*** Supplied records ***

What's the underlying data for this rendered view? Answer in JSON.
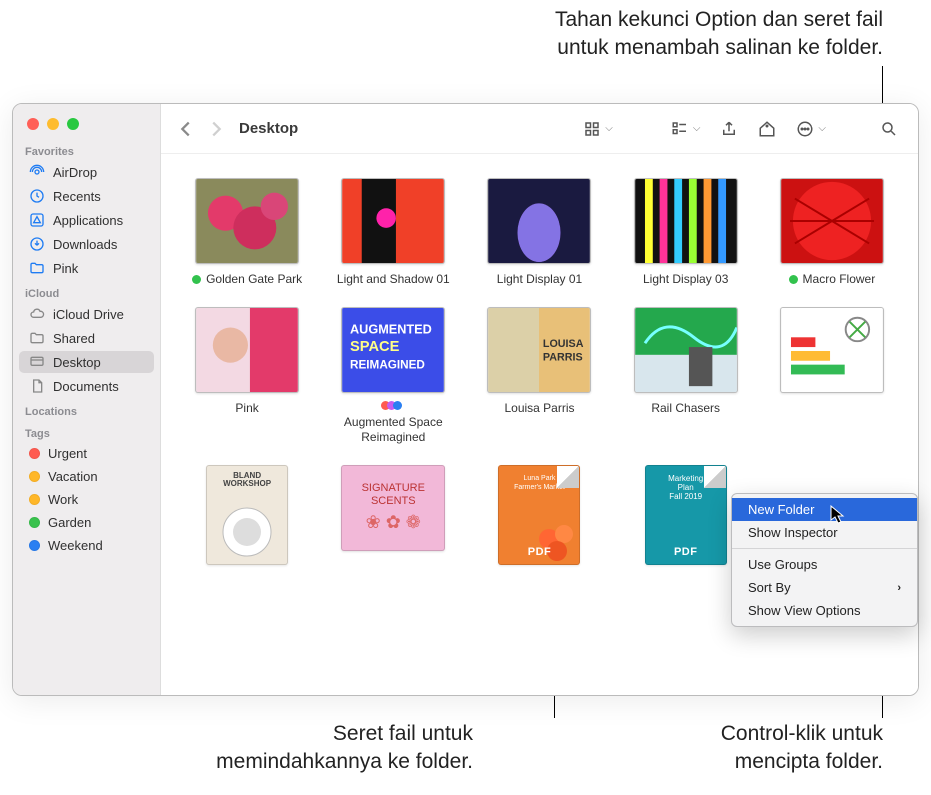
{
  "callouts": {
    "top": "Tahan kekunci Option dan seret fail\nuntuk menambah salinan ke folder.",
    "bottom_left": "Seret fail untuk\nmemindahkannya ke folder.",
    "bottom_right": "Control-klik untuk\nmencipta folder."
  },
  "window": {
    "title": "Desktop"
  },
  "sidebar": {
    "sections": [
      {
        "label": "Favorites",
        "items": [
          {
            "icon": "airdrop",
            "name": "AirDrop"
          },
          {
            "icon": "recents",
            "name": "Recents"
          },
          {
            "icon": "apps",
            "name": "Applications"
          },
          {
            "icon": "downloads",
            "name": "Downloads"
          },
          {
            "icon": "folder",
            "name": "Pink"
          }
        ]
      },
      {
        "label": "iCloud",
        "items": [
          {
            "icon": "cloud",
            "name": "iCloud Drive"
          },
          {
            "icon": "shared",
            "name": "Shared"
          },
          {
            "icon": "desktop",
            "name": "Desktop",
            "selected": true
          },
          {
            "icon": "doc",
            "name": "Documents"
          }
        ]
      },
      {
        "label": "Locations",
        "items": []
      },
      {
        "label": "Tags",
        "items": [
          {
            "tag": "#ff5b51",
            "name": "Urgent"
          },
          {
            "tag": "#ffb728",
            "name": "Vacation"
          },
          {
            "tag": "#ffb728",
            "name": "Work"
          },
          {
            "tag": "#39c24d",
            "name": "Garden"
          },
          {
            "tag": "#2a7ff2",
            "name": "Weekend"
          }
        ]
      }
    ]
  },
  "files": [
    {
      "label": "Golden Gate Park",
      "tag": "#32c24d"
    },
    {
      "label": "Light and Shadow 01"
    },
    {
      "label": "Light Display 01"
    },
    {
      "label": "Light Display 03"
    },
    {
      "label": "Macro Flower",
      "tag": "#32c24d"
    },
    {
      "label": "Pink"
    },
    {
      "label": "Augmented Space Reimagined",
      "multitag": true
    },
    {
      "label": "Louisa Parris"
    },
    {
      "label": "Rail Chasers"
    },
    {
      "label": ""
    },
    {
      "label": "",
      "doc": true
    },
    {
      "label": "",
      "doc": true
    },
    {
      "label": "",
      "pdf": true
    },
    {
      "label": "",
      "pdf": true
    }
  ],
  "context_menu": {
    "items": [
      {
        "label": "New Folder",
        "highlight": true
      },
      {
        "label": "Show Inspector"
      },
      {
        "sep": true
      },
      {
        "label": "Use Groups"
      },
      {
        "label": "Sort By",
        "submenu": true
      },
      {
        "label": "Show View Options"
      }
    ]
  },
  "thumbs": {
    "row3": {
      "bland": {
        "t1": "BLAND",
        "t2": "WORKSHOP"
      },
      "scents": {
        "t1": "SIGNATURE",
        "t2": "SCENTS"
      },
      "luna": {
        "t1": "Luna Park",
        "t2": "Farmer's Market"
      },
      "plan": {
        "t1": "Marketing",
        "t2": "Plan",
        "t3": "Fall 2019"
      }
    },
    "row2": {
      "aug": {
        "l1": "AUGMENTED",
        "l2": "SPACE",
        "l3": "REIMAGINED"
      },
      "louisa": {
        "l1": "LOUISA",
        "l2": "PARRIS"
      }
    }
  }
}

***

## The exercise
In the records above, find the lines containing "true" and copy them.

## Response for this exercise
            "selected": true
      "multitag": true
      "doc": true
      "doc": true
      "pdf": true
      "pdf": true
        "highlight": true
        "sep": true
        "submenu": true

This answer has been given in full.